━━━ Data listing
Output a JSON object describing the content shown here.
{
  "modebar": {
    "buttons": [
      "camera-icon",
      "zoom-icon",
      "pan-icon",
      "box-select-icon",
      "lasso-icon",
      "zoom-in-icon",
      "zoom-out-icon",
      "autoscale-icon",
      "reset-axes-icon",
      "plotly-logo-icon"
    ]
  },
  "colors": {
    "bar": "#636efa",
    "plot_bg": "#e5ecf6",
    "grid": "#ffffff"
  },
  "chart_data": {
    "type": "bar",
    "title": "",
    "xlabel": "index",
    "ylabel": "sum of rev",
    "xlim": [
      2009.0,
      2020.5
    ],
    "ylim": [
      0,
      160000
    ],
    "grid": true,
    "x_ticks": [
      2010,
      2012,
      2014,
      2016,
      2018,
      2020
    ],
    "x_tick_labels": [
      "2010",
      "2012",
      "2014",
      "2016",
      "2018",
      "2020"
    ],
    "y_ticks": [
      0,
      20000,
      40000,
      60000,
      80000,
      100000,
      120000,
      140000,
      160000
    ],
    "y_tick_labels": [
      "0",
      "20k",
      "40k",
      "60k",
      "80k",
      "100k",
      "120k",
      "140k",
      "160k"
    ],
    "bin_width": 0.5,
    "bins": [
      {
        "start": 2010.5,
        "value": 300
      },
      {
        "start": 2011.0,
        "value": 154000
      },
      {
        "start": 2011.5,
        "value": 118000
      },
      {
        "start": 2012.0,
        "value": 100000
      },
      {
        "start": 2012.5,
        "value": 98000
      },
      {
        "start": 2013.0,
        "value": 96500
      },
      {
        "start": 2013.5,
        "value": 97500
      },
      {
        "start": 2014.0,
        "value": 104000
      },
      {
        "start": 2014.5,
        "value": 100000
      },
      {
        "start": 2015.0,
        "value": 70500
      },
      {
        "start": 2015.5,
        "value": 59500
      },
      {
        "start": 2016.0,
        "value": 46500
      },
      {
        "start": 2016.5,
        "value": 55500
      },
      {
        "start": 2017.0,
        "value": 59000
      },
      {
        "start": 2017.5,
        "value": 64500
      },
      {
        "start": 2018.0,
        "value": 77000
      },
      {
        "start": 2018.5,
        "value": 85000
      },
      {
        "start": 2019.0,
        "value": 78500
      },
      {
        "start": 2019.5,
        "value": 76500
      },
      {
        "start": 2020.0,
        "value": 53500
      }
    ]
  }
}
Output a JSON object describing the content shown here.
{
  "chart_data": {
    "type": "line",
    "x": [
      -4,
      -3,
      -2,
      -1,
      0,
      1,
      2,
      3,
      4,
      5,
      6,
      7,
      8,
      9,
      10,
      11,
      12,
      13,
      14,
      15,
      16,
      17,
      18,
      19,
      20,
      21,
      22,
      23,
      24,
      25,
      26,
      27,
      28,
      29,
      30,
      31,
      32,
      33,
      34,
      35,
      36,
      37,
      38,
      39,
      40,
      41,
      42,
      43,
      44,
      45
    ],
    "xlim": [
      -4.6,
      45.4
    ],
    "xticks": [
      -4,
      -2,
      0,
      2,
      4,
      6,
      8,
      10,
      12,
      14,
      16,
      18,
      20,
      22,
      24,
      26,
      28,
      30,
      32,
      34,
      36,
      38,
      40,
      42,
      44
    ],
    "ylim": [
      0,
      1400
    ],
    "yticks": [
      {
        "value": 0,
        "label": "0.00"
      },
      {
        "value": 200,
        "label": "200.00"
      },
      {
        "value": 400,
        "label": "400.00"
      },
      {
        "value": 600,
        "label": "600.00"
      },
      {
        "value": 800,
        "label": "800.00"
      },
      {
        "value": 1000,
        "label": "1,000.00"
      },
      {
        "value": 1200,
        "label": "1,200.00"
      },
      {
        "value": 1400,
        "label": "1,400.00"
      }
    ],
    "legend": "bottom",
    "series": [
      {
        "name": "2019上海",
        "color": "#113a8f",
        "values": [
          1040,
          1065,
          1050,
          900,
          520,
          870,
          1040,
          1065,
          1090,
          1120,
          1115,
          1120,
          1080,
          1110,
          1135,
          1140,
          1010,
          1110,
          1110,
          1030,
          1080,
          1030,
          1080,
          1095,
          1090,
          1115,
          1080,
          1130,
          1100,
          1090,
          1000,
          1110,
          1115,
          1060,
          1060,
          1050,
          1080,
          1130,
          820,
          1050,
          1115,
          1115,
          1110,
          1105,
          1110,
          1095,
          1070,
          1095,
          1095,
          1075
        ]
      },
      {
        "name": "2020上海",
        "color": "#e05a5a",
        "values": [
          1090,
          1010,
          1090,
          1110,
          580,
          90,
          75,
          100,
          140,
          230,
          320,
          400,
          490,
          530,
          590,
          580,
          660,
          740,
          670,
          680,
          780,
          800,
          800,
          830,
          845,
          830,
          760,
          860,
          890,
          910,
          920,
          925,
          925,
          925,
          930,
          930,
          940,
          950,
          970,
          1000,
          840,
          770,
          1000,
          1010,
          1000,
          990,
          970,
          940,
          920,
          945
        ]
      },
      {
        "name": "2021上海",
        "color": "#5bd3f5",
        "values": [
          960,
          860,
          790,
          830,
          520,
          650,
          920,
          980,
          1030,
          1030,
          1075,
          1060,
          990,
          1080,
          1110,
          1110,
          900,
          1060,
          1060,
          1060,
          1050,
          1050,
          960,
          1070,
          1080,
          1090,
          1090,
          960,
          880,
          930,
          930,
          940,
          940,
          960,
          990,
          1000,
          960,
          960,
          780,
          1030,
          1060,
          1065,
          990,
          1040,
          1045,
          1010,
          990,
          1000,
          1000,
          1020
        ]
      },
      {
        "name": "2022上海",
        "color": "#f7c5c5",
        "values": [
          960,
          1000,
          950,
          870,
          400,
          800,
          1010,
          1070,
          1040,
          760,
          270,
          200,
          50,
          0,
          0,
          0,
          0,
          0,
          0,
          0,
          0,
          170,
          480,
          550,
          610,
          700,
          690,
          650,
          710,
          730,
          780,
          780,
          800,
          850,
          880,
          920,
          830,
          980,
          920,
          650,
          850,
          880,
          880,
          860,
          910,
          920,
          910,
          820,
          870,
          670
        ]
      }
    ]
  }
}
━━━━━━
* _Your task_:
Retype the data in full and match it exactly.

* _Output for this exercise_:
Output a JSON object describing the content shown here.
{
  "modebar": {
    "buttons": [
      "camera-icon",
      "zoom-icon",
      "pan-icon",
      "box-select-icon",
      "lasso-icon",
      "zoom-in-icon",
      "zoom-out-icon",
      "autoscale-icon",
      "reset-axes-icon",
      "plotly-logo-icon"
    ]
  },
  "colors": {
    "bar": "#636efa",
    "plot_bg": "#e5ecf6",
    "grid": "#ffffff"
  },
  "chart_data": {
    "type": "bar",
    "title": "",
    "xlabel": "index",
    "ylabel": "sum of rev",
    "xlim": [
      2009.0,
      2020.5
    ],
    "ylim": [
      0,
      160000
    ],
    "grid": true,
    "x_ticks": [
      2010,
      2012,
      2014,
      2016,
      2018,
      2020
    ],
    "x_tick_labels": [
      "2010",
      "2012",
      "2014",
      "2016",
      "2018",
      "2020"
    ],
    "y_ticks": [
      0,
      20000,
      40000,
      60000,
      80000,
      100000,
      120000,
      140000,
      160000
    ],
    "y_tick_labels": [
      "0",
      "20k",
      "40k",
      "60k",
      "80k",
      "100k",
      "120k",
      "140k",
      "160k"
    ],
    "bin_width": 0.5,
    "bins": [
      {
        "start": 2010.5,
        "value": 300
      },
      {
        "start": 2011.0,
        "value": 154000
      },
      {
        "start": 2011.5,
        "value": 118000
      },
      {
        "start": 2012.0,
        "value": 100000
      },
      {
        "start": 2012.5,
        "value": 98000
      },
      {
        "start": 2013.0,
        "value": 96500
      },
      {
        "start": 2013.5,
        "value": 97500
      },
      {
        "start": 2014.0,
        "value": 104000
      },
      {
        "start": 2014.5,
        "value": 100000
      },
      {
        "start": 2015.0,
        "value": 70500
      },
      {
        "start": 2015.5,
        "value": 59500
      },
      {
        "start": 2016.0,
        "value": 46500
      },
      {
        "start": 2016.5,
        "value": 55500
      },
      {
        "start": 2017.0,
        "value": 59000
      },
      {
        "start": 2017.5,
        "value": 64500
      },
      {
        "start": 2018.0,
        "value": 77000
      },
      {
        "start": 2018.5,
        "value": 85000
      },
      {
        "start": 2019.0,
        "value": 78500
      },
      {
        "start": 2019.5,
        "value": 76500
      },
      {
        "start": 2020.0,
        "value": 53500
      }
    ]
  }
}
Output a JSON object describing the content shown here.
{
  "chart_data": {
    "type": "line",
    "x": [
      -4,
      -3,
      -2,
      -1,
      0,
      1,
      2,
      3,
      4,
      5,
      6,
      7,
      8,
      9,
      10,
      11,
      12,
      13,
      14,
      15,
      16,
      17,
      18,
      19,
      20,
      21,
      22,
      23,
      24,
      25,
      26,
      27,
      28,
      29,
      30,
      31,
      32,
      33,
      34,
      35,
      36,
      37,
      38,
      39,
      40,
      41,
      42,
      43,
      44,
      45
    ],
    "xlim": [
      -4.6,
      45.4
    ],
    "xticks": [
      -4,
      -2,
      0,
      2,
      4,
      6,
      8,
      10,
      12,
      14,
      16,
      18,
      20,
      22,
      24,
      26,
      28,
      30,
      32,
      34,
      36,
      38,
      40,
      42,
      44
    ],
    "ylim": [
      0,
      1400
    ],
    "yticks": [
      {
        "value": 0,
        "label": "0.00"
      },
      {
        "value": 200,
        "label": "200.00"
      },
      {
        "value": 400,
        "label": "400.00"
      },
      {
        "value": 600,
        "label": "600.00"
      },
      {
        "value": 800,
        "label": "800.00"
      },
      {
        "value": 1000,
        "label": "1,000.00"
      },
      {
        "value": 1200,
        "label": "1,200.00"
      },
      {
        "value": 1400,
        "label": "1,400.00"
      }
    ],
    "legend": "bottom",
    "series": [
      {
        "name": "2019上海",
        "color": "#113a8f",
        "values": [
          1040,
          1065,
          1050,
          900,
          520,
          870,
          1040,
          1065,
          1090,
          1120,
          1115,
          1120,
          1080,
          1110,
          1135,
          1140,
          1010,
          1110,
          1110,
          1030,
          1080,
          1030,
          1080,
          1095,
          1090,
          1115,
          1080,
          1130,
          1100,
          1090,
          1000,
          1110,
          1115,
          1060,
          1060,
          1050,
          1080,
          1130,
          820,
          1050,
          1115,
          1115,
          1110,
          1105,
          1110,
          1095,
          1070,
          1095,
          1095,
          1075
        ]
      },
      {
        "name": "2020上海",
        "color": "#e05a5a",
        "values": [
          1090,
          1010,
          1090,
          1110,
          580,
          90,
          75,
          100,
          140,
          230,
          320,
          400,
          490,
          530,
          590,
          580,
          660,
          740,
          670,
          680,
          780,
          800,
          800,
          830,
          845,
          830,
          760,
          860,
          890,
          910,
          920,
          925,
          925,
          925,
          930,
          930,
          940,
          950,
          970,
          1000,
          840,
          770,
          1000,
          1010,
          1000,
          990,
          970,
          940,
          920,
          945
        ]
      },
      {
        "name": "2021上海",
        "color": "#5bd3f5",
        "values": [
          960,
          860,
          790,
          830,
          520,
          650,
          920,
          980,
          1030,
          1030,
          1075,
          1060,
          990,
          1080,
          1110,
          1110,
          900,
          1060,
          1060,
          1060,
          1050,
          1050,
          960,
          1070,
          1080,
          1090,
          1090,
          960,
          880,
          930,
          930,
          940,
          940,
          960,
          990,
          1000,
          960,
          960,
          780,
          1030,
          1060,
          1065,
          990,
          1040,
          1045,
          1010,
          990,
          1000,
          1000,
          1020
        ]
      },
      {
        "name": "2022上海",
        "color": "#f7c5c5",
        "values": [
          960,
          1000,
          950,
          870,
          400,
          800,
          1010,
          1070,
          1040,
          760,
          270,
          200,
          50,
          0,
          0,
          0,
          0,
          0,
          0,
          0,
          0,
          170,
          480,
          550,
          610,
          700,
          690,
          650,
          710,
          730,
          780,
          780,
          800,
          850,
          880,
          920,
          830,
          980,
          920,
          650,
          850,
          880,
          880,
          860,
          910,
          920,
          910,
          820,
          870,
          670
        ]
      }
    ]
  }
}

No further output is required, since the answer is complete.